### Exercise objective
Below is a listing; write it out exactly and drop any images from it.

==== Supplied data

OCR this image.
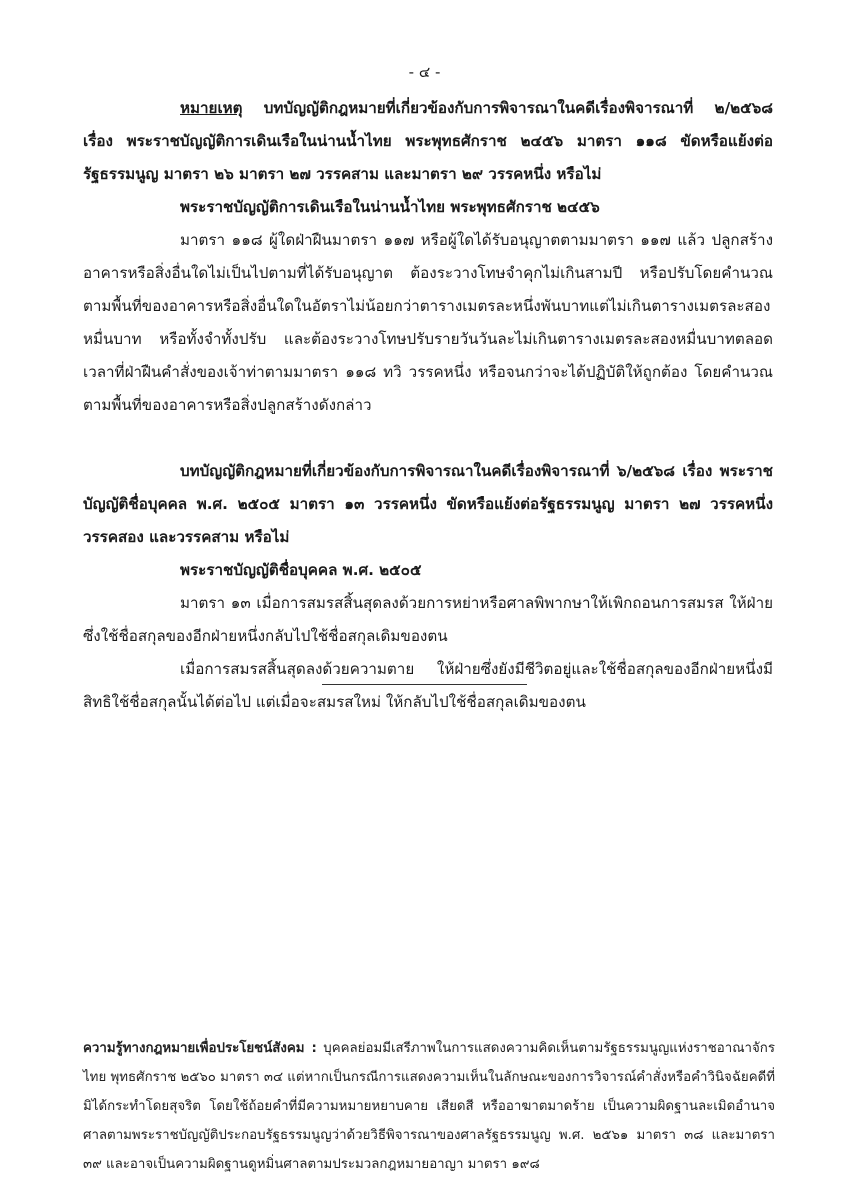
- ๔ -

หมายเหตุ บทบัญญัติกฎหมายที่เกี่ยวข้องกับการพิจารณาในคดีเรื่องพิจารณาที่ ๒/๒๕๖๘ เรื่อง พระราชบัญญัติการเดินเรือในน่านน้ำไทย พระพุทธศักราช ๒๔๕๖ มาตรา ๑๑๘ ขัดหรือแย้งต่อรัฐธรรมนูญ มาตรา ๒๖ มาตรา ๒๗ วรรคสาม และมาตรา ๒๙ วรรคหนึ่ง หรือไม่

พระราชบัญญัติการเดินเรือในน่านน้ำไทย พระพุทธศักราช ๒๔๕๖

มาตรา ๑๑๘ ผู้ใดฝ่าฝืนมาตรา ๑๑๗ หรือผู้ใดได้รับอนุญาตตามมาตรา ๑๑๗ แล้ว ปลูกสร้างอาคารหรือสิ่งอื่นใดไม่เป็นไปตามที่ได้รับอนุญาต ต้องระวางโทษจำคุกไม่เกินสามปี หรือปรับโดยคำนวณตามพื้นที่ของอาคารหรือสิ่งอื่นใดในอัตราไม่น้อยกว่าตารางเมตรละหนึ่งพันบาทแต่ไม่เกินตารางเมตรละสองหมื่นบาท หรือทั้งจำทั้งปรับ และต้องระวางโทษปรับรายวันวันละไม่เกินตารางเมตรละสองหมื่นบาทตลอดเวลาที่ฝ่าฝืนคำสั่งของเจ้าท่าตามมาตรา ๑๑๘ ทวิ วรรคหนึ่ง หรือจนกว่าจะได้ปฏิบัติให้ถูกต้อง โดยคำนวณตามพื้นที่ของอาคารหรือสิ่งปลูกสร้างดังกล่าว

บทบัญญัติกฎหมายที่เกี่ยวข้องกับการพิจารณาในคดีเรื่องพิจารณาที่ ๖/๒๕๖๘ เรื่อง พระราชบัญญัติชื่อบุคคล พ.ศ. ๒๕๐๕ มาตรา ๑๓ วรรคหนึ่ง ขัดหรือแย้งต่อรัฐธรรมนูญ มาตรา ๒๗ วรรคหนึ่ง วรรคสอง และวรรคสาม หรือไม่

พระราชบัญญัติชื่อบุคคล พ.ศ. ๒๕๐๕

มาตรา ๑๓ เมื่อการสมรสสิ้นสุดลงด้วยการหย่าหรือศาลพิพากษาให้เพิกถอนการสมรส ให้ฝ่ายซึ่งใช้ชื่อสกุลของอีกฝ่ายหนึ่งกลับไปใช้ชื่อสกุลเดิมของตน

เมื่อการสมรสสิ้นสุดลงด้วยความตาย ให้ฝ่ายซึ่งยังมีชีวิตอยู่และใช้ชื่อสกุลของอีกฝ่ายหนึ่งมีสิทธิใช้ชื่อสกุลนั้นได้ต่อไป แต่เมื่อจะสมรสใหม่ ให้กลับไปใช้ชื่อสกุลเดิมของตน

ความรู้ทางกฎหมายเพื่อประโยชน์สังคม : บุคคลย่อมมีเสรีภาพในการแสดงความคิดเห็นตามรัฐธรรมนูญแห่งราชอาณาจักรไทย พุทธศักราช ๒๕๖๐ มาตรา ๓๔ แต่หากเป็นกรณีการแสดงความเห็นในลักษณะของการวิจารณ์คำสั่งหรือคำวินิจฉัยคดีที่มิได้กระทำโดยสุจริต โดยใช้ถ้อยคำที่มีความหมายหยาบคาย เสียดสี หรืออาฆาตมาดร้าย เป็นความผิดฐานละเมิดอำนาจศาลตามพระราชบัญญัติประกอบรัฐธรรมนูญว่าด้วยวิธีพิจารณาของศาลรัฐธรรมนูญ พ.ศ. ๒๕๖๑ มาตรา ๓๘ และมาตรา ๓๙ และอาจเป็นความผิดฐานดูหมิ่นศาลตามประมวลกฎหมายอาญา มาตรา ๑๙๘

========

### Result below
OCR this image.
- ๔ -

หมายเหตุ บทบัญญัติกฎหมายที่เกี่ยวข้องกับการพิจารณาในคดีเรื่องพิจารณาที่ ๒/๒๕๖๘ เรื่อง พระราชบัญญัติการเดินเรือในน่านน้ำไทย พระพุทธศักราช ๒๔๕๖ มาตรา ๑๑๘ ขัดหรือแย้งต่อรัฐธรรมนูญ มาตรา ๒๖ มาตรา ๒๗ วรรคสาม และมาตรา ๒๙ วรรคหนึ่ง หรือไม่

พระราชบัญญัติการเดินเรือในน่านน้ำไทย พระพุทธศักราช ๒๔๕๖

มาตรา ๑๑๘ ผู้ใดฝ่าฝืนมาตรา ๑๑๗ หรือผู้ใดได้รับอนุญาตตามมาตรา ๑๑๗ แล้ว ปลูกสร้างอาคารหรือสิ่งอื่นใดไม่เป็นไปตามที่ได้รับอนุญาต ต้องระวางโทษจำคุกไม่เกินสามปี หรือปรับโดยคำนวณตามพื้นที่ของอาคารหรือสิ่งอื่นใดในอัตราไม่น้อยกว่าตารางเมตรละหนึ่งพันบาทแต่ไม่เกินตารางเมตรละสองหมื่นบาท หรือทั้งจำทั้งปรับ และต้องระวางโทษปรับรายวันวันละไม่เกินตารางเมตรละสองหมื่นบาทตลอดเวลาที่ฝ่าฝืนคำสั่งของเจ้าท่าตามมาตรา ๑๑๘ ทวิ วรรคหนึ่ง หรือจนกว่าจะได้ปฏิบัติให้ถูกต้อง โดยคำนวณตามพื้นที่ของอาคารหรือสิ่งปลูกสร้างดังกล่าว

บทบัญญัติกฎหมายที่เกี่ยวข้องกับการพิจารณาในคดีเรื่องพิจารณาที่ ๖/๒๕๖๘ เรื่อง พระราชบัญญัติชื่อบุคคล พ.ศ. ๒๕๐๕ มาตรา ๑๓ วรรคหนึ่ง ขัดหรือแย้งต่อรัฐธรรมนูญ มาตรา ๒๗ วรรคหนึ่ง วรรคสอง และวรรคสาม หรือไม่

พระราชบัญญัติชื่อบุคคล พ.ศ. ๒๕๐๕

มาตรา ๑๓ เมื่อการสมรสสิ้นสุดลงด้วยการหย่าหรือศาลพิพากษาให้เพิกถอนการสมรส ให้ฝ่ายซึ่งใช้ชื่อสกุลของอีกฝ่ายหนึ่งกลับไปใช้ชื่อสกุลเดิมของตน

เมื่อการสมรสสิ้นสุดลงด้วยความตาย ให้ฝ่ายซึ่งยังมีชีวิตอยู่และใช้ชื่อสกุลของอีกฝ่ายหนึ่งมีสิทธิใช้ชื่อสกุลนั้นได้ต่อไป แต่เมื่อจะสมรสใหม่ ให้กลับไปใช้ชื่อสกุลเดิมของตน

ความรู้ทางกฎหมายเพื่อประโยชน์สังคม : บุคคลย่อมมีเสรีภาพในการแสดงความคิดเห็นตามรัฐธรรมนูญแห่งราชอาณาจักรไทย พุทธศักราช ๒๕๖๐ มาตรา ๓๔ แต่หากเป็นกรณีการแสดงความเห็นในลักษณะของการวิจารณ์คำสั่งหรือคำวินิจฉัยคดีที่มิได้กระทำโดยสุจริต โดยใช้ถ้อยคำที่มีความหมายหยาบคาย เสียดสี หรืออาฆาตมาดร้าย เป็นความผิดฐานละเมิดอำนาจศาลตามพระราชบัญญัติประกอบรัฐธรรมนูญว่าด้วยวิธีพิจารณาของศาลรัฐธรรมนูญ พ.ศ. ๒๕๖๑ มาตรา ๓๘ และมาตรา ๓๙ และอาจเป็นความผิดฐานดูหมิ่นศาลตามประมวลกฎหมายอาญา มาตรา ๑๙๘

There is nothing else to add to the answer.